Dataset entries

■ ■ ■ ■

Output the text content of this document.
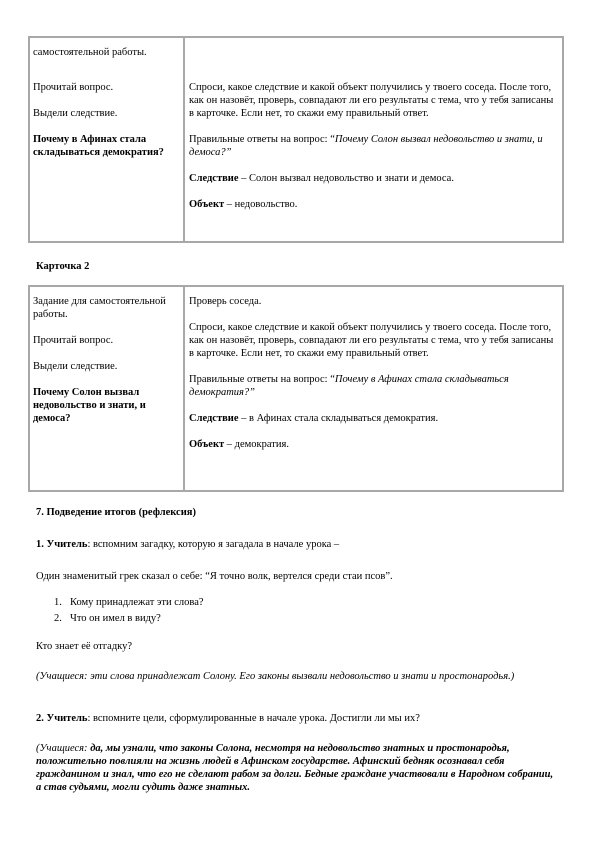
самостоятельной работы.

Прочитай вопрос.

Выдели следствие.

Почему в Афинах стала складываться демократия?

Спроси, какое следствие и какой объект получились у твоего соседа. После того, как он назовёт, проверь, совпадают ли его результаты с тема, что у тебя записаны в карточке. Если нет, то скажи ему правильный ответ.

Правильные ответы на вопрос: “Почему Солон вызвал недовольство и знати, и демоса?”

Следствие – Солон вызвал недовольство и знати и демоса.

Объект – недовольство.

Карточка 2

Задание для самостоятельной работы.

Прочитай вопрос.

Выдели следствие.

Почему Солон вызвал недовольство и знати, и демоса?

Проверь соседа.

Спроси, какое следствие и какой объект получились у твоего соседа. После того, как он назовёт, проверь, совпадают ли его результаты с тема, что у тебя записаны в карточке. Если нет, то скажи ему правильный ответ.

Правильные ответы на вопрос: “Почему в Афинах стала складываться демократия?”

Следствие – в Афинах стала складываться демократия.

Объект – демократия.

7. Подведение итогов (рефлексия)

1. Учитель: вспомним загадку, которую я загадала в начале урока –

Один знаменитый грек сказал о себе: “Я точно волк, вертелся среди стаи псов”.

1. Кому принадлежат эти слова?
2. Что он имел в виду?

Кто знает её отгадку?

(Учащиеся: эти слова принадлежат Солону. Его законы вызвали недовольство и знати и простонародья.)

2. Учитель: вспомните цели, сформулированные в начале урока. Достигли ли мы их?

(Учащиеся: да, мы узнали, что законы Солона, несмотря на недовольство знатных и простонародья, положительно повлияли на жизнь людей в Афинском государстве. Афинский бедняк осознавал себя гражданином и знал, что его не сделают рабом за долги. Бедные граждане участвовали в Народном собрании, а став судьями, могли судить даже знатных.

■ ■ ■ ■

* DIRECTION: Except for the pictures, give all the material above again verbatim.

* ANSWER BELOW:
Output the text content of this document.
самостоятельной работы.

Прочитай вопрос.

Выдели следствие.

Почему в Афинах стала складываться демократия?

Спроси, какое следствие и какой объект получились у твоего соседа. После того, как он назовёт, проверь, совпадают ли его результаты с тема, что у тебя записаны в карточке. Если нет, то скажи ему правильный ответ.

Правильные ответы на вопрос: “Почему Солон вызвал недовольство и знати, и демоса?”

Следствие – Солон вызвал недовольство и знати и демоса.

Объект – недовольство.

Карточка 2

Задание для самостоятельной работы.

Прочитай вопрос.

Выдели следствие.

Почему Солон вызвал недовольство и знати, и демоса?

Проверь соседа.

Спроси, какое следствие и какой объект получились у твоего соседа. После того, как он назовёт, проверь, совпадают ли его результаты с тема, что у тебя записаны в карточке. Если нет, то скажи ему правильный ответ.

Правильные ответы на вопрос: “Почему в Афинах стала складываться демократия?”

Следствие – в Афинах стала складываться демократия.

Объект – демократия.

7. Подведение итогов (рефлексия)

1. Учитель: вспомним загадку, которую я загадала в начале урока –

Один знаменитый грек сказал о себе: “Я точно волк, вертелся среди стаи псов”.

1. Кому принадлежат эти слова?
2. Что он имел в виду?

Кто знает её отгадку?

(Учащиеся: эти слова принадлежат Солону. Его законы вызвали недовольство и знати и простонародья.)

2. Учитель: вспомните цели, сформулированные в начале урока. Достигли ли мы их?

(Учащиеся: да, мы узнали, что законы Солона, несмотря на недовольство знатных и простонародья, положительно повлияли на жизнь людей в Афинском государстве. Афинский бедняк осознавал себя гражданином и знал, что его не сделают рабом за долги. Бедные граждане участвовали в Народном собрании, а став судьями, могли судить даже знатных.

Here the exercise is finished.